Aim
Copy out all the entries exactly.

Stored records:
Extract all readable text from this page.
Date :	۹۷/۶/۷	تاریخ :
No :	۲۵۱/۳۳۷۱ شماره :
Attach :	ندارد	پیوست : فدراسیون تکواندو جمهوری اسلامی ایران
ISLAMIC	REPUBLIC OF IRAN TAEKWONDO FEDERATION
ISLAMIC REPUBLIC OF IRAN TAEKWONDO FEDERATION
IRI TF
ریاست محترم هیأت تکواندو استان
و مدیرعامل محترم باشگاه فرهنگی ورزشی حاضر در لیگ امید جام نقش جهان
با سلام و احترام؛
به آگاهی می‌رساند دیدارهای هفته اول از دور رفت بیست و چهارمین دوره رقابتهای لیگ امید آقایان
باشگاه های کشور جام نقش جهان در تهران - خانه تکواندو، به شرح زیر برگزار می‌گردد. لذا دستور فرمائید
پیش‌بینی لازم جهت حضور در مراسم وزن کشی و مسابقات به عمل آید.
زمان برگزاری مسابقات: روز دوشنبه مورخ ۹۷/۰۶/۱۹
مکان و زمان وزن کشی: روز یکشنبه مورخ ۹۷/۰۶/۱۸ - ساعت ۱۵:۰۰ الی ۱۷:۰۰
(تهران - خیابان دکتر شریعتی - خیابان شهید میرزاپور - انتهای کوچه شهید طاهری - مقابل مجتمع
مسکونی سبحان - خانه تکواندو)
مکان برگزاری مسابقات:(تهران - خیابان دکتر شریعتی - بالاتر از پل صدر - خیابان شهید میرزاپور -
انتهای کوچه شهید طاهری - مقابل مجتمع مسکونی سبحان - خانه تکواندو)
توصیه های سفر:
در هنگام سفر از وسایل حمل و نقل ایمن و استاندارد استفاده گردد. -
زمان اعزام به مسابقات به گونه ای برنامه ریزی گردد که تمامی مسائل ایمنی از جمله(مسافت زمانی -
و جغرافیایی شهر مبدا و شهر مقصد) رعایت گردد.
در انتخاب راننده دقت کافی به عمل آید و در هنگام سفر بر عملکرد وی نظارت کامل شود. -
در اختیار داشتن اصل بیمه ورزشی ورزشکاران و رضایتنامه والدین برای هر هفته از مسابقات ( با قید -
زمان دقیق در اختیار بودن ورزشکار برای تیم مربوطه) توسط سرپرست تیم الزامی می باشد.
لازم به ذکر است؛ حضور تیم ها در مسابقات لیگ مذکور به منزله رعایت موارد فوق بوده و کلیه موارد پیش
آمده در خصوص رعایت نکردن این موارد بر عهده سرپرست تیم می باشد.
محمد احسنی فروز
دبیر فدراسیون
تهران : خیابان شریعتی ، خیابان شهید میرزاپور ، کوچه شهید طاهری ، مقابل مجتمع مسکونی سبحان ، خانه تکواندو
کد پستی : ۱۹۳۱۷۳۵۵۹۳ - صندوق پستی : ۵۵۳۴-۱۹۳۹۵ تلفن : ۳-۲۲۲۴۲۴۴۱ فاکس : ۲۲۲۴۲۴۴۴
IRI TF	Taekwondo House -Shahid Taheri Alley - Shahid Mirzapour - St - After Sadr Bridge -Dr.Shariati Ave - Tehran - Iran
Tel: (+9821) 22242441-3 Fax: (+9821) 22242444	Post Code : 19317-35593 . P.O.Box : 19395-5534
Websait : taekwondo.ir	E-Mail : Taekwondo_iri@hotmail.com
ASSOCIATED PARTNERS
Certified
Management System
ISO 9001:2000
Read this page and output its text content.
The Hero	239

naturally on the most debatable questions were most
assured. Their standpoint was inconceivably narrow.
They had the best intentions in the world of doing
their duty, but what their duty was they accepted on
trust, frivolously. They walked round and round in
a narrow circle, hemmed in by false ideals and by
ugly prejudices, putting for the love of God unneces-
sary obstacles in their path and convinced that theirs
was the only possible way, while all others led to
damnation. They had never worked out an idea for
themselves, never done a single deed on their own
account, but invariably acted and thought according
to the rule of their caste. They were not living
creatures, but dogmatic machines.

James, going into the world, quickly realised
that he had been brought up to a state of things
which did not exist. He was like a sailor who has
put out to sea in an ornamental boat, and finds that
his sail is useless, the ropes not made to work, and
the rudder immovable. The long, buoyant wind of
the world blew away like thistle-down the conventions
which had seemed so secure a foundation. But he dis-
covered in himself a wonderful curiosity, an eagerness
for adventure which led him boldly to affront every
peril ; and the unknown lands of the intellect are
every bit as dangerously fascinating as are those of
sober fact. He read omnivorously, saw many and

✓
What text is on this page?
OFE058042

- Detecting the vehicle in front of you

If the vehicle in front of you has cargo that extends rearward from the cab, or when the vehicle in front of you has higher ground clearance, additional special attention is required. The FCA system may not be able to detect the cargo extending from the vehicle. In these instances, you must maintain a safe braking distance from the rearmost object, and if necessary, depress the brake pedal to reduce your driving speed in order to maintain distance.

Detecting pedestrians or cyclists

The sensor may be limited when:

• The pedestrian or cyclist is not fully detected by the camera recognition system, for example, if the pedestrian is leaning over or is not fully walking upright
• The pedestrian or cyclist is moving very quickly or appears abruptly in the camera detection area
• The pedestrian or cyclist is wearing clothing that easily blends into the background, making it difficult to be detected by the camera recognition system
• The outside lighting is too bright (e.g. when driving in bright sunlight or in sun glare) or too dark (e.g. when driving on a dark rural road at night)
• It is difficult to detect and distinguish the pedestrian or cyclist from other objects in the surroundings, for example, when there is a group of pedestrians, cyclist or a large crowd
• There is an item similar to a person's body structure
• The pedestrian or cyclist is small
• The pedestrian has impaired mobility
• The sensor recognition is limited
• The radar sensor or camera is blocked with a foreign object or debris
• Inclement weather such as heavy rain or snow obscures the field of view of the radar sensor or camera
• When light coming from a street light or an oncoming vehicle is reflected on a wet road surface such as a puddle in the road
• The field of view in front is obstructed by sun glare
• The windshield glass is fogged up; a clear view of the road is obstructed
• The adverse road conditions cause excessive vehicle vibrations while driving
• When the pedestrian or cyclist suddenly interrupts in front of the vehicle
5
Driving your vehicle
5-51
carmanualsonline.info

Response
Extract all readable text from this page.
Date :	۹۷/۶/۷	تاریخ :
No :	۲۵۱/۳۳۷۱ شماره :
Attach :	ندارد	پیوست : فدراسیون تکواندو جمهوری اسلامی ایران
ISLAMIC	REPUBLIC OF IRAN TAEKWONDO FEDERATION
ISLAMIC REPUBLIC OF IRAN TAEKWONDO FEDERATION
IRI TF
ریاست محترم هیأت تکواندو استان
و مدیرعامل محترم باشگاه فرهنگی ورزشی حاضر در لیگ امید جام نقش جهان
با سلام و احترام؛
به آگاهی می‌رساند دیدارهای هفته اول از دور رفت بیست و چهارمین دوره رقابتهای لیگ امید آقایان
باشگاه های کشور جام نقش جهان در تهران - خانه تکواندو، به شرح زیر برگزار می‌گردد. لذا دستور فرمائید
پیش‌بینی لازم جهت حضور در مراسم وزن کشی و مسابقات به عمل آید.
زمان برگزاری مسابقات: روز دوشنبه مورخ ۹۷/۰۶/۱۹
مکان و زمان وزن کشی: روز یکشنبه مورخ ۹۷/۰۶/۱۸ - ساعت ۱۵:۰۰ الی ۱۷:۰۰
(تهران - خیابان دکتر شریعتی - خیابان شهید میرزاپور - انتهای کوچه شهید طاهری - مقابل مجتمع
مسکونی سبحان - خانه تکواندو)
مکان برگزاری مسابقات:(تهران - خیابان دکتر شریعتی - بالاتر از پل صدر - خیابان شهید میرزاپور -
انتهای کوچه شهید طاهری - مقابل مجتمع مسکونی سبحان - خانه تکواندو)
توصیه های سفر:
در هنگام سفر از وسایل حمل و نقل ایمن و استاندارد استفاده گردد. -
زمان اعزام به مسابقات به گونه ای برنامه ریزی گردد که تمامی مسائل ایمنی از جمله(مسافت زمانی -
و جغرافیایی شهر مبدا و شهر مقصد) رعایت گردد.
در انتخاب راننده دقت کافی به عمل آید و در هنگام سفر بر عملکرد وی نظارت کامل شود. -
در اختیار داشتن اصل بیمه ورزشی ورزشکاران و رضایتنامه والدین برای هر هفته از مسابقات ( با قید -
زمان دقیق در اختیار بودن ورزشکار برای تیم مربوطه) توسط سرپرست تیم الزامی می باشد.
لازم به ذکر است؛ حضور تیم ها در مسابقات لیگ مذکور به منزله رعایت موارد فوق بوده و کلیه موارد پیش
آمده در خصوص رعایت نکردن این موارد بر عهده سرپرست تیم می باشد.
محمد احسنی فروز
دبیر فدراسیون
تهران : خیابان شریعتی ، خیابان شهید میرزاپور ، کوچه شهید طاهری ، مقابل مجتمع مسکونی سبحان ، خانه تکواندو
کد پستی : ۱۹۳۱۷۳۵۵۹۳ - صندوق پستی : ۵۵۳۴-۱۹۳۹۵ تلفن : ۳-۲۲۲۴۲۴۴۱ فاکس : ۲۲۲۴۲۴۴۴
IRI TF	Taekwondo House -Shahid Taheri Alley - Shahid Mirzapour - St - After Sadr Bridge -Dr.Shariati Ave - Tehran - Iran
Tel: (+9821) 22242441-3 Fax: (+9821) 22242444	Post Code : 19317-35593 . P.O.Box : 19395-5534
Websait : taekwondo.ir	E-Mail : Taekwondo_iri@hotmail.com
ASSOCIATED PARTNERS
Certified
Management System
ISO 9001:2000
Read this page and output its text content.
The Hero	239

naturally on the most debatable questions were most
assured. Their standpoint was inconceivably narrow.
They had the best intentions in the world of doing
their duty, but what their duty was they accepted on
trust, frivolously. They walked round and round in
a narrow circle, hemmed in by false ideals and by
ugly prejudices, putting for the love of God unneces-
sary obstacles in their path and convinced that theirs
was the only possible way, while all others led to
damnation. They had never worked out an idea for
themselves, never done a single deed on their own
account, but invariably acted and thought according
to the rule of their caste. They were not living
creatures, but dogmatic machines.

James, going into the world, quickly realised
that he had been brought up to a state of things
which did not exist. He was like a sailor who has
put out to sea in an ornamental boat, and finds that
his sail is useless, the ropes not made to work, and
the rudder immovable. The long, buoyant wind of
the world blew away like thistle-down the conventions
which had seemed so secure a foundation. But he dis-
covered in himself a wonderful curiosity, an eagerness
for adventure which led him boldly to affront every
peril ; and the unknown lands of the intellect are
every bit as dangerously fascinating as are those of
sober fact. He read omnivorously, saw many and

✓
What text is on this page?
OFE058042

- Detecting the vehicle in front of you

If the vehicle in front of you has cargo that extends rearward from the cab, or when the vehicle in front of you has higher ground clearance, additional special attention is required. The FCA system may not be able to detect the cargo extending from the vehicle. In these instances, you must maintain a safe braking distance from the rearmost object, and if necessary, depress the brake pedal to reduce your driving speed in order to maintain distance.

Detecting pedestrians or cyclists

The sensor may be limited when:

• The pedestrian or cyclist is not fully detected by the camera recognition system, for example, if the pedestrian is leaning over or is not fully walking upright
• The pedestrian or cyclist is moving very quickly or appears abruptly in the camera detection area
• The pedestrian or cyclist is wearing clothing that easily blends into the background, making it difficult to be detected by the camera recognition system
• The outside lighting is too bright (e.g. when driving in bright sunlight or in sun glare) or too dark (e.g. when driving on a dark rural road at night)
• It is difficult to detect and distinguish the pedestrian or cyclist from other objects in the surroundings, for example, when there is a group of pedestrians, cyclist or a large crowd
• There is an item similar to a person's body structure
• The pedestrian or cyclist is small
• The pedestrian has impaired mobility
• The sensor recognition is limited
• The radar sensor or camera is blocked with a foreign object or debris
• Inclement weather such as heavy rain or snow obscures the field of view of the radar sensor or camera
• When light coming from a street light or an oncoming vehicle is reflected on a wet road surface such as a puddle in the road
• The field of view in front is obstructed by sun glare
• The windshield glass is fogged up; a clear view of the road is obstructed
• The adverse road conditions cause excessive vehicle vibrations while driving
• When the pedestrian or cyclist suddenly interrupts in front of the vehicle
5
Driving your vehicle
5-51
carmanualsonline.info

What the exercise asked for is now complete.